**Instructions to follow**
Leave out the pictures and repeat exactly the lines from the one containing "Type out the text in this image." through the final line of the listing below.

** BEGIN **

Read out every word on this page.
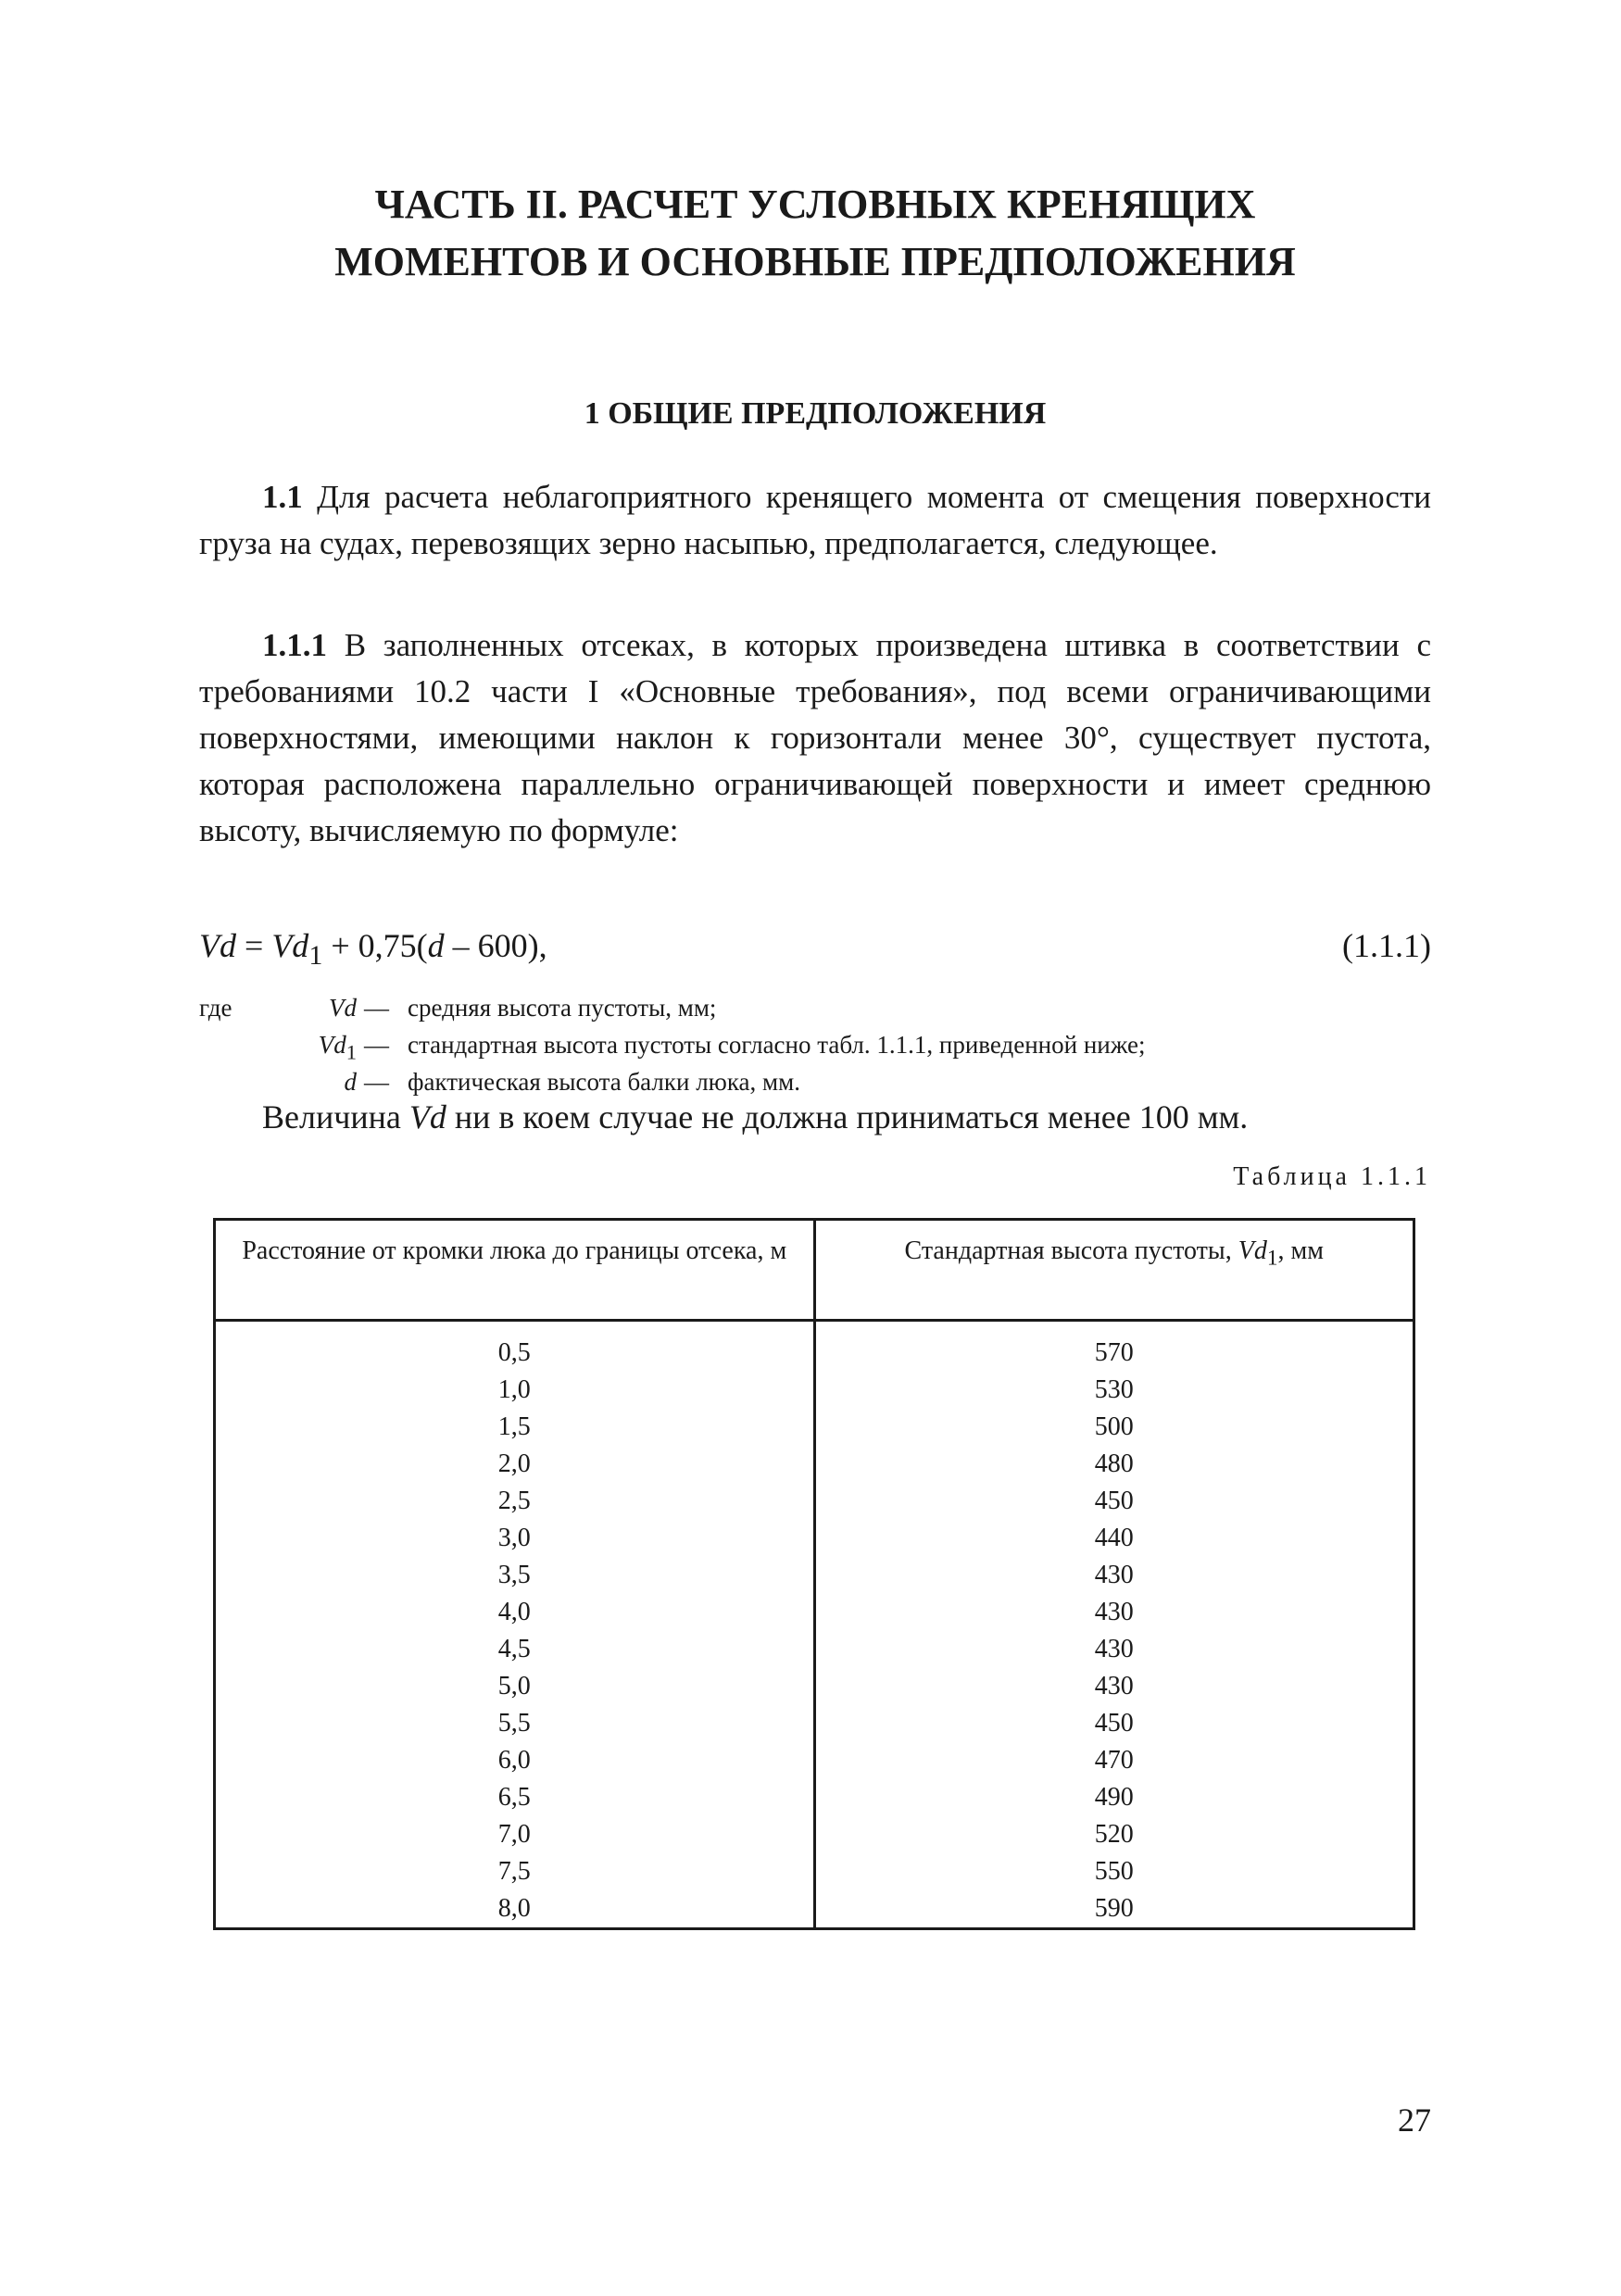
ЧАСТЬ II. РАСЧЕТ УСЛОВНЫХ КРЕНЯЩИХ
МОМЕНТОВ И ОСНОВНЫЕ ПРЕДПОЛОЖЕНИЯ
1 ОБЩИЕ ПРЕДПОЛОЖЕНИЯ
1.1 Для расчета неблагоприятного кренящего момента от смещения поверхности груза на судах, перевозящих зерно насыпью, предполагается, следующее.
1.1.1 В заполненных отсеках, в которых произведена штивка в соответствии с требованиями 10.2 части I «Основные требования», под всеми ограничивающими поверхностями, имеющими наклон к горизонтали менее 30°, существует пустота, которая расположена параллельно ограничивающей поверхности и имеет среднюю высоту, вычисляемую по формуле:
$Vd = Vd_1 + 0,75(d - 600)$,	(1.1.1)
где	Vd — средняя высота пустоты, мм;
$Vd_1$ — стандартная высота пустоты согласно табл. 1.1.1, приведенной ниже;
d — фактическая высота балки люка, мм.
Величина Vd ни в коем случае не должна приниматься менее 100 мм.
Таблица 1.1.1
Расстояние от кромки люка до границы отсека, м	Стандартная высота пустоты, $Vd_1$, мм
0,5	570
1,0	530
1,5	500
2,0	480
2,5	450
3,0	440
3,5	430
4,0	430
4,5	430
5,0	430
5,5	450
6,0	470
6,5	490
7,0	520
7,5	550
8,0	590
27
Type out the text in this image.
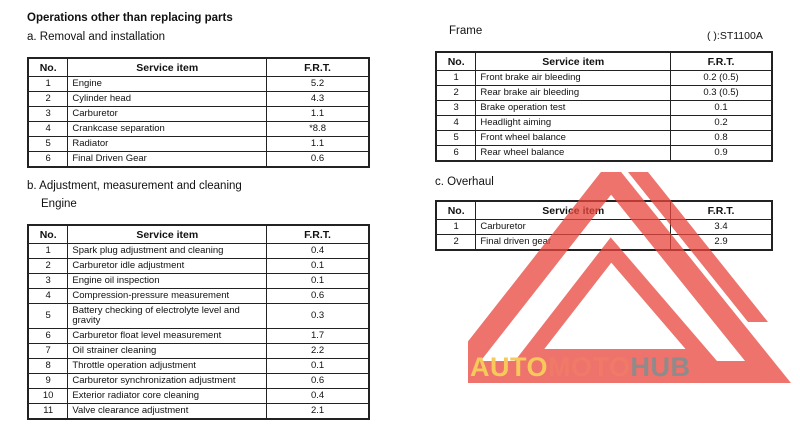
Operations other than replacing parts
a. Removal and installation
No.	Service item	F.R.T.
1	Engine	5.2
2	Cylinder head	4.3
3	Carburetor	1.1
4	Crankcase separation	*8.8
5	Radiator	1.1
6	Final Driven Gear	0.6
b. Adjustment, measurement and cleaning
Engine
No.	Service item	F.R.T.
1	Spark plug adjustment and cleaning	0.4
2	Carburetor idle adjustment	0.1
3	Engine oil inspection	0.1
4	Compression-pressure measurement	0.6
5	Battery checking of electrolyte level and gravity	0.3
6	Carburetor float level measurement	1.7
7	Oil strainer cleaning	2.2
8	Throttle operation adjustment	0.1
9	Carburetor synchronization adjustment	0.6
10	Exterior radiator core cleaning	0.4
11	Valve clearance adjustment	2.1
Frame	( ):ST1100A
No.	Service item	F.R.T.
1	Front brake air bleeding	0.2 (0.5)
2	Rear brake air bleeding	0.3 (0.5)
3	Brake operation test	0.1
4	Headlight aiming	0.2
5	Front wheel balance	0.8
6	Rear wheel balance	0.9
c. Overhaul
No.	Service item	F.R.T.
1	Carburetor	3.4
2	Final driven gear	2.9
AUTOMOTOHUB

** END **

**Reply**
Type out the text in this image.
Operations other than replacing parts
a. Removal and installation
No.	Service item	F.R.T.
1	Engine	5.2
2	Cylinder head	4.3
3	Carburetor	1.1
4	Crankcase separation	*8.8
5	Radiator	1.1
6	Final Driven Gear	0.6
b. Adjustment, measurement and cleaning
Engine
No.	Service item	F.R.T.
1	Spark plug adjustment and cleaning	0.4
2	Carburetor idle adjustment	0.1
3	Engine oil inspection	0.1
4	Compression-pressure measurement	0.6
5	Battery checking of electrolyte level and gravity	0.3
6	Carburetor float level measurement	1.7
7	Oil strainer cleaning	2.2
8	Throttle operation adjustment	0.1
9	Carburetor synchronization adjustment	0.6
10	Exterior radiator core cleaning	0.4
11	Valve clearance adjustment	2.1
Frame	( ):ST1100A
No.	Service item	F.R.T.
1	Front brake air bleeding	0.2 (0.5)
2	Rear brake air bleeding	0.3 (0.5)
3	Brake operation test	0.1
4	Headlight aiming	0.2
5	Front wheel balance	0.8
6	Rear wheel balance	0.9
c. Overhaul
No.	Service item	F.R.T.
1	Carburetor	3.4
2	Final driven gear	2.9
AUTOMOTOHUB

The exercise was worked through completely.